• **The request**
Output every entry exactly, from the first line to the last.

• **Extracted entries**
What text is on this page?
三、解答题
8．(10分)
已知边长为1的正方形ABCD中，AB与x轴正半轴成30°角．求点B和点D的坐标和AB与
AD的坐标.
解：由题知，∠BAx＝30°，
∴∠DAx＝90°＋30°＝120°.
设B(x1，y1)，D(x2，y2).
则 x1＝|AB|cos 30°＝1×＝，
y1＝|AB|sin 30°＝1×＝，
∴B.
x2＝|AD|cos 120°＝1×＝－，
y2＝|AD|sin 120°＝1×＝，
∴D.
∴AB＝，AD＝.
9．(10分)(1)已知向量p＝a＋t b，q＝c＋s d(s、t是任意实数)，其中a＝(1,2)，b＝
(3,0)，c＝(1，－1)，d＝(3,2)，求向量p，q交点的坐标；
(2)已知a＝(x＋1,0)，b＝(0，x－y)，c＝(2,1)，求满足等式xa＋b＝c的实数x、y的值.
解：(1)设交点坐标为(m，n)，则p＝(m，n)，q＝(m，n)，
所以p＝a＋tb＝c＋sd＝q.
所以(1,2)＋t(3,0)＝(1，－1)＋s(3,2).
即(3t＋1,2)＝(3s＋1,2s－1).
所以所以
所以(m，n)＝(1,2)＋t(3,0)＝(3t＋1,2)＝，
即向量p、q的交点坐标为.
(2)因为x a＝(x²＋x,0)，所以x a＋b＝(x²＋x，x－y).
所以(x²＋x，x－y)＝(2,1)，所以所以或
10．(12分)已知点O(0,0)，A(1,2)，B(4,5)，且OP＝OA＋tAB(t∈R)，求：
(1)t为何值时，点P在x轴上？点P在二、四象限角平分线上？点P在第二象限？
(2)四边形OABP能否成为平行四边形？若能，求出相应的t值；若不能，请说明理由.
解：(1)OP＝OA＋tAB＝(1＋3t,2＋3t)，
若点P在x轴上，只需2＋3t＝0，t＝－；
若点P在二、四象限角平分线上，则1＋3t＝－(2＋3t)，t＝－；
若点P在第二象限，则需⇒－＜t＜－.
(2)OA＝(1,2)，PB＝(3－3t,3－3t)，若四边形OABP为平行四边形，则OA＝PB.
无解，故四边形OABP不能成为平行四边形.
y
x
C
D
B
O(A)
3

• **Full answer**
What text is on this page?
三、解答题
8．(10分)
已知边长为1的正方形ABCD中，AB与x轴正半轴成30°角．求点B和点D的坐标和AB与
AD的坐标.
解：由题知，∠BAx＝30°，
∴∠DAx＝90°＋30°＝120°.
设B(x1，y1)，D(x2，y2).
则 x1＝|AB|cos 30°＝1×＝，
y1＝|AB|sin 30°＝1×＝，
∴B.
x2＝|AD|cos 120°＝1×＝－，
y2＝|AD|sin 120°＝1×＝，
∴D.
∴AB＝，AD＝.
9．(10分)(1)已知向量p＝a＋t b，q＝c＋s d(s、t是任意实数)，其中a＝(1,2)，b＝
(3,0)，c＝(1，－1)，d＝(3,2)，求向量p，q交点的坐标；
(2)已知a＝(x＋1,0)，b＝(0，x－y)，c＝(2,1)，求满足等式xa＋b＝c的实数x、y的值.
解：(1)设交点坐标为(m，n)，则p＝(m，n)，q＝(m，n)，
所以p＝a＋tb＝c＋sd＝q.
所以(1,2)＋t(3,0)＝(1，－1)＋s(3,2).
即(3t＋1,2)＝(3s＋1,2s－1).
所以所以
所以(m，n)＝(1,2)＋t(3,0)＝(3t＋1,2)＝，
即向量p、q的交点坐标为.
(2)因为x a＝(x²＋x,0)，所以x a＋b＝(x²＋x，x－y).
所以(x²＋x，x－y)＝(2,1)，所以所以或
10．(12分)已知点O(0,0)，A(1,2)，B(4,5)，且OP＝OA＋tAB(t∈R)，求：
(1)t为何值时，点P在x轴上？点P在二、四象限角平分线上？点P在第二象限？
(2)四边形OABP能否成为平行四边形？若能，求出相应的t值；若不能，请说明理由.
解：(1)OP＝OA＋tAB＝(1＋3t,2＋3t)，
若点P在x轴上，只需2＋3t＝0，t＝－；
若点P在二、四象限角平分线上，则1＋3t＝－(2＋3t)，t＝－；
若点P在第二象限，则需⇒－＜t＜－.
(2)OA＝(1,2)，PB＝(3－3t,3－3t)，若四边形OABP为平行四边形，则OA＝PB.
无解，故四边形OABP不能成为平行四边形.
y
x
C
D
B
O(A)
3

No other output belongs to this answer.